QUESTIONS D'ÉTUDE
A. Traduisez en anglais la phrase suivante de l'extrait sur TasteAtlas : « Cela revient à dire que ce sont des internautes lambda qui sont au cœur de ce vote. »
B. Recopiez le passage de l'extrait sur TasteAtlas depuis « Contacté, l’éditeur de » jusqu'à « considérée comme problématique. » inclus, en remplaçant « internautes » par « consommateurs ».
C. Poursuivez l'extrait sur le classement de TasteAtlas à la suite de sa dernière phrase.

Contacté, l’éditeur de TasteAtlas a bien voulu nous expliquer la démarche et les outils qui ont permis l’élaboration de cette classification. De prime abord, les utilisateurs enregistrés évaluent trente plats, boissons et produits alimentaires d’un pays, qu’ils ont déjà goûtés. Cela revient à dire que ce sont des internautes lambda qui sont au cœur de ce vote. Puis, un système d’intelligence artificielle procède à la validation des avis, qui ne sont pris en compte que si les utilisateurs sont humains. Autrement dit, un algorithme de reconnaissance différencie les votants réels et bien intentionnés des bots ou des voix particulièrement identitaires. S’ensuit une élimination systématique de tous les votants qui donnent d’excellents avis à un pays et de mauvais avis à d’autres, à partir d’une localisation pouvant être considérée comme problématique.

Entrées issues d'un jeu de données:
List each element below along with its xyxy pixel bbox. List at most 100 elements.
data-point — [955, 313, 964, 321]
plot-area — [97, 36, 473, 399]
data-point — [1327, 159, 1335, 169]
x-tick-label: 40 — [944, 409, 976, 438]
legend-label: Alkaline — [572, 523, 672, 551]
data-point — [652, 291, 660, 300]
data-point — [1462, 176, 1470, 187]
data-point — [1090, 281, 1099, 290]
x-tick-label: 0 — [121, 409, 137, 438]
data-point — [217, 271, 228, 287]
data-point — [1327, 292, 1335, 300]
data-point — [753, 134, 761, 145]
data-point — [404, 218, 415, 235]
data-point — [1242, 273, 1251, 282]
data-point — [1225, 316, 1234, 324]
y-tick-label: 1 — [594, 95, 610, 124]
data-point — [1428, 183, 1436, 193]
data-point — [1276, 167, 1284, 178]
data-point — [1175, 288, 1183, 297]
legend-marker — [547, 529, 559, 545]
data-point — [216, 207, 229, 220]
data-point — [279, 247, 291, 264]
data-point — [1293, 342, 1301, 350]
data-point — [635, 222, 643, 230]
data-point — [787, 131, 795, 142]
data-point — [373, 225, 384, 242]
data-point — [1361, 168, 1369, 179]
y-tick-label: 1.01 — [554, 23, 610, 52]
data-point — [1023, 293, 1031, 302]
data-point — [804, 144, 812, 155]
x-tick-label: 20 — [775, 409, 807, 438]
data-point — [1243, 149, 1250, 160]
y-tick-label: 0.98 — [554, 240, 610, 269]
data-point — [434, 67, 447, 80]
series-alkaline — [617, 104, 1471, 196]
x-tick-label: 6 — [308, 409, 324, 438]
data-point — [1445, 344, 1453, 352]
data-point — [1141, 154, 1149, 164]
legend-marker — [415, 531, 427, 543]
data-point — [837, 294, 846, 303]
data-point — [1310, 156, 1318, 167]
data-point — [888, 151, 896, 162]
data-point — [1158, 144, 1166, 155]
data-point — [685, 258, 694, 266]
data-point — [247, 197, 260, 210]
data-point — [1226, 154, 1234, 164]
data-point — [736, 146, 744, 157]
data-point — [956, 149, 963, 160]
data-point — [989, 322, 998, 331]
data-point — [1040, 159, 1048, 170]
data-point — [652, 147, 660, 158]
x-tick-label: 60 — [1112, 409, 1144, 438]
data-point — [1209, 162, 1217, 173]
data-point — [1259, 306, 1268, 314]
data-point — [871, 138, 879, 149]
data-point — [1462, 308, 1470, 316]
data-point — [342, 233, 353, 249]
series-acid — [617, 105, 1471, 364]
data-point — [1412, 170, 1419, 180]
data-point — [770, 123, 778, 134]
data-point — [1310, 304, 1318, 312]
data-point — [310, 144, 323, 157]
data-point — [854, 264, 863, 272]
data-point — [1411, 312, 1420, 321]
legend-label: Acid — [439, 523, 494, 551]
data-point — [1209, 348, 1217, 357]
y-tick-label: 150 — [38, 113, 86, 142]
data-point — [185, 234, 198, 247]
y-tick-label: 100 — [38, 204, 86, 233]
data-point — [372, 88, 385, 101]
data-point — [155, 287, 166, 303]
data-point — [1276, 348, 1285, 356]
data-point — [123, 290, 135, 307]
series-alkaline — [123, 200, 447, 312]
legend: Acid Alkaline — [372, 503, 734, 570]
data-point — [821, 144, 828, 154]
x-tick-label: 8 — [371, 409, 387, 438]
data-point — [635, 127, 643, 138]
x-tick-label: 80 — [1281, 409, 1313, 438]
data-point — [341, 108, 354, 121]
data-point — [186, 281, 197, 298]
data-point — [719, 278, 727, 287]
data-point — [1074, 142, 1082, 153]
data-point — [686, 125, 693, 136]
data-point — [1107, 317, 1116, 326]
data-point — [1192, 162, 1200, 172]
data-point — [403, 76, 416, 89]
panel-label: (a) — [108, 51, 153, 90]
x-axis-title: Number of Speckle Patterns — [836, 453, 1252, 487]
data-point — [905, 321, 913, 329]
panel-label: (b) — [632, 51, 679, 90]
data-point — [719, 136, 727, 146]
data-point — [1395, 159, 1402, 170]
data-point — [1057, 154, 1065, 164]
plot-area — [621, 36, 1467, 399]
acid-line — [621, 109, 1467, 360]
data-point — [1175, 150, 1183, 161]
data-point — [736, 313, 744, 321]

CORRIGÉ
A. This amounts to saying that it is ordinary internet users who are at the heart of this vote.

B.
Contacté, l’éditeur de TasteAtlas a bien voulu nous expliquer la démarche et les outils qui ont permis l’élaboration de cette classification. De prime abord, les utilisateurs enregistrés évaluent trente plats, boissons et produits alimentaires d’un pays, qu’ils ont déjà goûtés. Cela revient à dire que ce sont des consommateurs lambda qui sont au cœur de ce vote. Puis, un système d’intelligence artificielle procède à la validation des avis, qui ne sont pris en compte que si les utilisateurs sont humains. Autrement dit, un algorithme de reconnaissance différencie les votants réels et bien intentionnés des bots ou des voix particulièrement identitaires. S’ensuit une élimination systématique de tous les votants qui donnent d’excellents avis à un pays et de mauvais avis à d’autres, à partir d’une localisation pouvant être considérée comme problématique.

C.
La somme de ces données concourt, en fin de compte, à attribuer une note finale à chaque pays, d’où les listes régulièrement établies. TasteAtlas ne manque pas de préciser que « les pays qui ne figurent pas dans ce classement n’ont pas assez d’éléments évalués ». Aussi peut-on conclure que les cuisines d’Afrique subsaharienne pâtissent en réalité d’un manque de promotion stratégique, tout simplement.